Prompt
Scan the lines below for the word "Social". Copy each line you find it in.
— start of Given entries —
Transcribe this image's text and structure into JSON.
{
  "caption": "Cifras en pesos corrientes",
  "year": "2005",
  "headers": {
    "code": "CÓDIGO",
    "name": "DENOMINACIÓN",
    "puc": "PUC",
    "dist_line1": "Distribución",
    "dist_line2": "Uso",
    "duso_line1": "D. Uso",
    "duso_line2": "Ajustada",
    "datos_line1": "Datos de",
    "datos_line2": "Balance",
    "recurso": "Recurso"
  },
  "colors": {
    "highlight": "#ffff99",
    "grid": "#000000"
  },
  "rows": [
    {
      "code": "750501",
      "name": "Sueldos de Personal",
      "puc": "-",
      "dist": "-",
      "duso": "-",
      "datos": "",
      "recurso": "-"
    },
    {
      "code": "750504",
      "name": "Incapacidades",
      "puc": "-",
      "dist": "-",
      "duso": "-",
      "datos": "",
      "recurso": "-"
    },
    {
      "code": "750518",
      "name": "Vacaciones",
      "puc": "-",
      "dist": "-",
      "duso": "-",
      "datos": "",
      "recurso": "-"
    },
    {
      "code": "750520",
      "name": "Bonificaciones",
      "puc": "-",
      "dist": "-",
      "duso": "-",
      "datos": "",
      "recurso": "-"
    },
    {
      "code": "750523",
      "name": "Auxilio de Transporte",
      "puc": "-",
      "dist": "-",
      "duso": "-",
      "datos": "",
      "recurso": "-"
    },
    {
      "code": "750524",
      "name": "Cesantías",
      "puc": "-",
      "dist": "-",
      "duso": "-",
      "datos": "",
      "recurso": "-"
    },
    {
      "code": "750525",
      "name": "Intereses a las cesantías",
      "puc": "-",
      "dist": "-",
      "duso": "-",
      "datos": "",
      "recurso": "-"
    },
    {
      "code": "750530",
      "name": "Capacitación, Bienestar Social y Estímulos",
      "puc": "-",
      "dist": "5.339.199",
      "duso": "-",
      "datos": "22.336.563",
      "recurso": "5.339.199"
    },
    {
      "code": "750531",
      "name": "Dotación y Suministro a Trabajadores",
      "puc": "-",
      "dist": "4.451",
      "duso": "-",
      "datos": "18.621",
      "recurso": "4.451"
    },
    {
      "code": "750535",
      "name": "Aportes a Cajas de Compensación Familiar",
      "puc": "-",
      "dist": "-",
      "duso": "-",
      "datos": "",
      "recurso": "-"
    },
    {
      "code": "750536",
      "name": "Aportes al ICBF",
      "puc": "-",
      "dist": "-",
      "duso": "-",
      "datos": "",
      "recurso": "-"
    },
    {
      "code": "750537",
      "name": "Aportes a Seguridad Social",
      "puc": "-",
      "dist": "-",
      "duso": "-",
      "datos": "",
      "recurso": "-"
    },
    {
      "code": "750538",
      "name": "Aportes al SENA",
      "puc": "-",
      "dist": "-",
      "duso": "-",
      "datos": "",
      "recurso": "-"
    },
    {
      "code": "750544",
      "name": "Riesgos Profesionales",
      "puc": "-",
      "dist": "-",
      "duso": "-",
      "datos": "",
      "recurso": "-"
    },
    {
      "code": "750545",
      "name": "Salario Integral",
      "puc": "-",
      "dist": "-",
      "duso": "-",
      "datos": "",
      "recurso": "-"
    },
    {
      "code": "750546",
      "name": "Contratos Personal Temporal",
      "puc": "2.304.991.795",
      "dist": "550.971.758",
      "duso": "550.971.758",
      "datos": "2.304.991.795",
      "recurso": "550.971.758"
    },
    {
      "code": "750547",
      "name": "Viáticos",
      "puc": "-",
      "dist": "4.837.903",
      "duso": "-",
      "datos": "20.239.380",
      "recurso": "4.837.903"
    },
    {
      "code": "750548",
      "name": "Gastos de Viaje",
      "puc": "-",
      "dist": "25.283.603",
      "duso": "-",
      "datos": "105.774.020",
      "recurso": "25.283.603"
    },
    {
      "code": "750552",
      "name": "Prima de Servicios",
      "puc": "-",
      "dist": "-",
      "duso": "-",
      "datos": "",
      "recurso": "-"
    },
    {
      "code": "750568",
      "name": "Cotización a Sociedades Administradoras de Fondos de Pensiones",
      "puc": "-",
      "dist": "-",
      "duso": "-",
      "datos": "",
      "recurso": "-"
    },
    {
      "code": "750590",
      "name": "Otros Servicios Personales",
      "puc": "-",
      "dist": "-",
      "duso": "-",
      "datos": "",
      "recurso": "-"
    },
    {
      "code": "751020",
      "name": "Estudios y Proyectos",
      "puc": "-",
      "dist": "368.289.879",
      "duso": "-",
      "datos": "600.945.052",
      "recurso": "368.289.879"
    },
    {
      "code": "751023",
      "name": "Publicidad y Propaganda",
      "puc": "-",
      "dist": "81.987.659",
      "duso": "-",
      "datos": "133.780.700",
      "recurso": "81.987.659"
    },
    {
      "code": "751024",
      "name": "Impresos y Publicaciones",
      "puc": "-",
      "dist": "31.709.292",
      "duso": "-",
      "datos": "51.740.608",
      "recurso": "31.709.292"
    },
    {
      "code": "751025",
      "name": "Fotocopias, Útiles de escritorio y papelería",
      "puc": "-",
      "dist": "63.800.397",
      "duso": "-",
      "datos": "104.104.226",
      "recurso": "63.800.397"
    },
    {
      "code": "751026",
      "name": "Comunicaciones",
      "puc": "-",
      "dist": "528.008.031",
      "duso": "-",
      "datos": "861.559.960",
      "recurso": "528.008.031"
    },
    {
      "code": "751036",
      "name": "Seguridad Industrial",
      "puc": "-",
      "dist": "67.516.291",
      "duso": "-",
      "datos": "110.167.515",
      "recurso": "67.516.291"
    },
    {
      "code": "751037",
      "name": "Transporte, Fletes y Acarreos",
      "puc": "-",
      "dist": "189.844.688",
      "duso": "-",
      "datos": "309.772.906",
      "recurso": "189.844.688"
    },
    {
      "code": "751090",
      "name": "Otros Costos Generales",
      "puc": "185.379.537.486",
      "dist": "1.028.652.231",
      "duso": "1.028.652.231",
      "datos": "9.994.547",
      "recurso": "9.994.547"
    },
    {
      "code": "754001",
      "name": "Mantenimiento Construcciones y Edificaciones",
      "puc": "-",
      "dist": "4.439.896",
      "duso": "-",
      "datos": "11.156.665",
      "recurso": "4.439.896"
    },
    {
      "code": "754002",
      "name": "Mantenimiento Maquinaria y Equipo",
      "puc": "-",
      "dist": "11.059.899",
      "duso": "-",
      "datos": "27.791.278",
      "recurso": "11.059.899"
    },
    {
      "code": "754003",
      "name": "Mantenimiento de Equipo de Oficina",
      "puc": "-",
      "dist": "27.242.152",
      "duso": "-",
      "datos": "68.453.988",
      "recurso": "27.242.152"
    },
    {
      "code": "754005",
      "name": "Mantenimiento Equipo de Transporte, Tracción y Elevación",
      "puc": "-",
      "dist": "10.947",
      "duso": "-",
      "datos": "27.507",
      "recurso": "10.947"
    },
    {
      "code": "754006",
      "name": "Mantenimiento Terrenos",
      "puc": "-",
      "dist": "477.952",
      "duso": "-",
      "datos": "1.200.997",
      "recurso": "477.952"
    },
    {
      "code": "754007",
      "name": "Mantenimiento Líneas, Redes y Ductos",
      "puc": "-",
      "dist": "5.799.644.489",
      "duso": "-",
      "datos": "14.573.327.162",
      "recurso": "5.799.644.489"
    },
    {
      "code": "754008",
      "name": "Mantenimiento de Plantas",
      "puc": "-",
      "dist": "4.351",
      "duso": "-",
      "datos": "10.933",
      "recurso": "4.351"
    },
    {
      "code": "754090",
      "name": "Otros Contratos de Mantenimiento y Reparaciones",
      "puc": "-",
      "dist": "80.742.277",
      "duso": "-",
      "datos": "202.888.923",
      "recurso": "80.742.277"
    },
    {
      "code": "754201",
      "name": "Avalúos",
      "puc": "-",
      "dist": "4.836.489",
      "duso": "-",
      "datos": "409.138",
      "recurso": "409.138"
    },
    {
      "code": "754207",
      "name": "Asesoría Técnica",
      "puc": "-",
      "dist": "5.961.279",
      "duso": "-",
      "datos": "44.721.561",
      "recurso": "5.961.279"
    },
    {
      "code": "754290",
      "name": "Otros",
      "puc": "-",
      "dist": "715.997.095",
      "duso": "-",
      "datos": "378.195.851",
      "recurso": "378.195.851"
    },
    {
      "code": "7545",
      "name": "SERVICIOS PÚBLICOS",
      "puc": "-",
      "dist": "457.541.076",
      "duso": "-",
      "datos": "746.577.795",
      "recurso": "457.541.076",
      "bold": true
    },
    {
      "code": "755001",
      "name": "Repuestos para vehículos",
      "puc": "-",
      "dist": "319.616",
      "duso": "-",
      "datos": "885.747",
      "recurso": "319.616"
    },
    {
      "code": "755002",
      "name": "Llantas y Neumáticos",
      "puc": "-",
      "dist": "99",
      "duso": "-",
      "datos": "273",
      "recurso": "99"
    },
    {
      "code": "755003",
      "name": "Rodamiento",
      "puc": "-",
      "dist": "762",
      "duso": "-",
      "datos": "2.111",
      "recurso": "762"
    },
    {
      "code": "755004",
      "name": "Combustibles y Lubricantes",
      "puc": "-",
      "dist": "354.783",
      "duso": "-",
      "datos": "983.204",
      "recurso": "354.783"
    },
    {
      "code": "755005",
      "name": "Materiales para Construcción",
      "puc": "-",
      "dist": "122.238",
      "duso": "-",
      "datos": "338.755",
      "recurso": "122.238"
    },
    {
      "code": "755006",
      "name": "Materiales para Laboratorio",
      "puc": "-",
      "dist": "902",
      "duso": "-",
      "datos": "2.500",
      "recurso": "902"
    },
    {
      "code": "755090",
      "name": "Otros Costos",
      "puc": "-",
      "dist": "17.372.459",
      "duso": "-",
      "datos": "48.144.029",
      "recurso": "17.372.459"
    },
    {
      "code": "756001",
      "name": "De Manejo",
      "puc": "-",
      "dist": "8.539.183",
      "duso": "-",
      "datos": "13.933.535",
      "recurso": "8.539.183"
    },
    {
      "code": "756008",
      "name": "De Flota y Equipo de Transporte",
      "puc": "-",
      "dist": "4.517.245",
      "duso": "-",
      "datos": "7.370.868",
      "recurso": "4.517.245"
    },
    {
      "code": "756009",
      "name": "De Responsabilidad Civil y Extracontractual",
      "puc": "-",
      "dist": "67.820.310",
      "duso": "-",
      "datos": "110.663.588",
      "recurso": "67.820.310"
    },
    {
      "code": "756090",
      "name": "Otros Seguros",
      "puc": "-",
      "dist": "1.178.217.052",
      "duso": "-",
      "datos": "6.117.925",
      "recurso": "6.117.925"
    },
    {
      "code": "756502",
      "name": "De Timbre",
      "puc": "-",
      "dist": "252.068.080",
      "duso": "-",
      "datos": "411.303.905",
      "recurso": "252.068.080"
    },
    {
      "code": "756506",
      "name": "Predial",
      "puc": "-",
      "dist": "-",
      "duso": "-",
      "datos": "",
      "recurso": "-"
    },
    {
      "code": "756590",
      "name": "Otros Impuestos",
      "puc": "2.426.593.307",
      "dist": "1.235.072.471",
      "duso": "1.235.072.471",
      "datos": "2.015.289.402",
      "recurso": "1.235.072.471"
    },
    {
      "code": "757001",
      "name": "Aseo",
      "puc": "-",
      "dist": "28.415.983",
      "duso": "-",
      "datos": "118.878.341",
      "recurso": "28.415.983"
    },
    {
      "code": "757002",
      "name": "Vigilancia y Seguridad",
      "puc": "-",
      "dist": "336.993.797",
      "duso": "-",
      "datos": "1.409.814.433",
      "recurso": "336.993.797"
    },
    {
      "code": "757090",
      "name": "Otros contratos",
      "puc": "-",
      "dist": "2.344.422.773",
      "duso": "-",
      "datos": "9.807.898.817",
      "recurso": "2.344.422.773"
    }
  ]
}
— end of Given entries —
Exercise result
      "name": "Capacitación, Bienestar Social y Estímulos",
      "name": "Aportes a Seguridad Social",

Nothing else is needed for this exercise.